◆ **Document extract**:
Dollar making record gains and gold touches the 1256 level
The Dollar’s upward grind against most of its Rivals extended amidst a fall in bond yields. The Japanese Yen was the main exception, which benefited as a result of the Nikkei’s sharp drop in Asia yesterday. Canada’s Loonie took a dive after the Bank of Canada left interest rates unchanged but remained “cautious” regarding future moves. Australia’s third-quarter GDP growth missed consensus and led the Aussie to its lowest close this month.
Private sector jobs in the US showed solid employment growth in November which auger well for tomorrow’s Payroll numbers.
Wall Street stocks managed to stem the global equity sell-off, ending little-changed. The Dow slipped 0.16% while the S&P 500 was up 0.08%.
Global Bond yields declined as the US faces another annual drama to avoid a government shutdown before Saturday. The yield on the US Ten year note decreased four basis points to 2.32%. Japanese Ten-year yields were unchanged (0.04%). Germany’s Ten Year Bund yield dropped to 0.29% from 0.32%. The yield on the Australia’s Ten-year bond fell a whopping 10 basis points to 2.50%.
USD/DXY – grinds higher to close at 93.584 (93.383 yesterday).
USD/JPY – lower to 112.27 from 112.63 on widening ten-year yield differentials and a bit of risk aversion
AUD/USD – slides to 0.7562 from 0.7606 yesterday on the Q3 GDP miss and stronger USD
EUR/USD – extends losses to 1.1795 (1.1815 yesterday)
GBP/USD – falls to 1.3372 (1.3435 yesterday) – pessimism grows on Brexit expectations
USD/CAD – soars to 1.2798 (1.2698 yesterday) on BOC’s cautious outlook on interest rates.
Outlook: Apart from the Yen, the Dollar’s gains yesterday were pretty broad-based. Emerging Market assets and currencies fell. The drama on the US government shut-down due to its debt extension is played out yearly every December. While this adds to the volatility, it won’t change the Greenback’s bid tone.
Yesterday’s solid US private sector jobs number have seen some forecaster’s lift their Employment Change to +220,000 from +190,000 at the start of this week. Wages are expected to gain 0.3% from October’s 0.0%.
Trading View: Up and up, up and up… it’s in your blood, as the lyrics from Coldplay’s 2015 tune goes… So it is with the US Dollar. In what is the beginning of typical December markets, expect more Dollar gains as its Rivals slip by the wayside.
Only a big miss in tomorrow’s Payrolls numbers could change this. Which is always a possibility, particularly when the consensus is too much one way. Trading levels are crucial, particularly when markets turn volatile. As they often do in December.
Market positioning is a huge factor as well. Every week the CFTC/Reuters report is released late Monday. Traders will do well to keep a vigilant watch on this.
EUR/USD – extends it’s fall, mainly on broad-based Dollar strength. The Euro did not trade above 1.1880 and only managed a high of 1.1848. EUR/USD broke through 1.1800 and traded down to a low of 1.1780. That remains immediate support. A break of 1.1780 should see 1.1750 strong support. Immediate resistance lies at 1.1830 and then 1.1850. The Euro broke through its up-trend which began in November. It is now in a downtrend. The speculative community is still long of Euro. Likely range today 1.1785-1.1825. Look to sell rallies.

Element and coordinate records:

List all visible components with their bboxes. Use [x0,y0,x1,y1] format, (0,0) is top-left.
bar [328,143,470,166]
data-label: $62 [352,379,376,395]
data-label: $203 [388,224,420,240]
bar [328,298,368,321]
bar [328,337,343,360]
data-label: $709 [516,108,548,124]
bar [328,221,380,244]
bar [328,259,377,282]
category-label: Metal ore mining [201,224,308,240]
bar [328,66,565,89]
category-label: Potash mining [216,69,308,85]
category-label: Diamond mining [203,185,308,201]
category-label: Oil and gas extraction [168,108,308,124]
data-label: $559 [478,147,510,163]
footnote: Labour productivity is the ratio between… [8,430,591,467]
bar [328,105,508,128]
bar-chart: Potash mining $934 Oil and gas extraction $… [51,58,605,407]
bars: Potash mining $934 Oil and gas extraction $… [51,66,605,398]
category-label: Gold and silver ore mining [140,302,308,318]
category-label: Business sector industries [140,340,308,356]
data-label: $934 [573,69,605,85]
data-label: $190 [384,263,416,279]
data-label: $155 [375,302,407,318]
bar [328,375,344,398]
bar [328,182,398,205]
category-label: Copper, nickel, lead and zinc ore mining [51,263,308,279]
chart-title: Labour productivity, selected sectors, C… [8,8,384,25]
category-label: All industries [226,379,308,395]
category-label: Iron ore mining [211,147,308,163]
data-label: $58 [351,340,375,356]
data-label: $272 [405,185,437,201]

◆ **Problems to work on**:
a – From the currency market commentary, return the passage that begins at the words "Private sector jobs in" and stops after the words "93.584 (93.383 yesterday).".
b – List every country whose ten-year government bond yield the currency market commentary reports. Give each country with the yield figure stated for it.
c – Continue the currency market commentary from the point at which it stops.

◆ **Written responses**:
a –
Private sector jobs in the US showed solid employment growth in November which auger well for tomorrow’s Payroll numbers.
Wall Street stocks managed to stem the global equity sell-off, ending little-changed. The Dow slipped 0.16% while the S&P 500 was up 0.08%.
Global Bond yields declined as the US faces another annual drama to avoid a government shutdown before Saturday. The yield on the US Ten year note decreased four basis points to 2.32%. Japanese Ten-year yields were unchanged (0.04%). Germany’s Ten Year Bund yield dropped to 0.29% from 0.32%. The yield on the Australia’s Ten-year bond fell a whopping 10 basis points to 2.50%.
USD/DXY – grinds higher to close at 93.584 (93.383 yesterday).

b –
United States: 2.32%
Japan: 0.04%
Germany: 0.29%
Australia: 2.50%

c –
USD/JPY – bucked the trend and fell to a low of 111.994 from yesterday’s 112.63 opening. The Dollar then rallied to 112.27 at the New York close. USD/JPY is particularly sensitive to the differential between the US and Japanese Ten year yields. Yesterday this differential narrowed. The Nikkei (Japanese Stock Market) also impacts the currency. Yesterday the Nikkei slumped 2% in Asia. Investors always buy Yen when stocks are doing poorly. USD/JPY has immediate resistance at 112.40 and then 112.70. Immediate support lies at 112.00 and then 111.70. Wall Street stocks managed to stem the equity slump which should see a light USD/JPY rally. Look to sell USD/JPY and CROSS/JPY rallies. Today’s likely range 111.90-112.40.
AUD/USD – on the slippery slope once again. The miss on Q3 GDP all but undid the slightly positive tone of the RBA on Tuesday. The Aussie looks and feels soft this morning. And the speculative community is still carrying long Aussie bets… AUD/USD has immediate resistance at 0.7585 and then 0.7600. Immediate support at 0.7550 is strong. The overnight low was 0.75586. Likely range today 0.7550-0.7600. While the Aussie is still a sell on rallies, the 0.7550 level is strong and has held well. Respect that level until we have a clean break.
GBP/USD – Sterling extended its fall as pessimism grows for a “good” deal on Brexit. The UK Economist magazine used the title. “Lower Brexpectations” which is an apt description. This has affected the Pound. GBP/USD dropped to an overnight low of 1.33578 before settling at 1.3375 at the NY close. GBP/USD has immediate support at 1.3360 and then at 1.3330. Immediate resistance can be found at 1.3400 and 1.3420. Like the Euro, Sterling has most likely resumed its downtrend, Unlike the Euro, the speculative Sterling community is pretty square. Likely range 1.3350-1.3400. Look to sell rallies.
The Dollar once again keeps its bid status. The Dollar Index (USD/DXY) traded through 93.50 to close at 93.58. The next resistance level lies at 94.00. That said we would need a pretty good Jobs number tomorrow to keep the bid alive and kicking. It makes me a tad wary whenever markets get too carried away one way or another. Particularly in December.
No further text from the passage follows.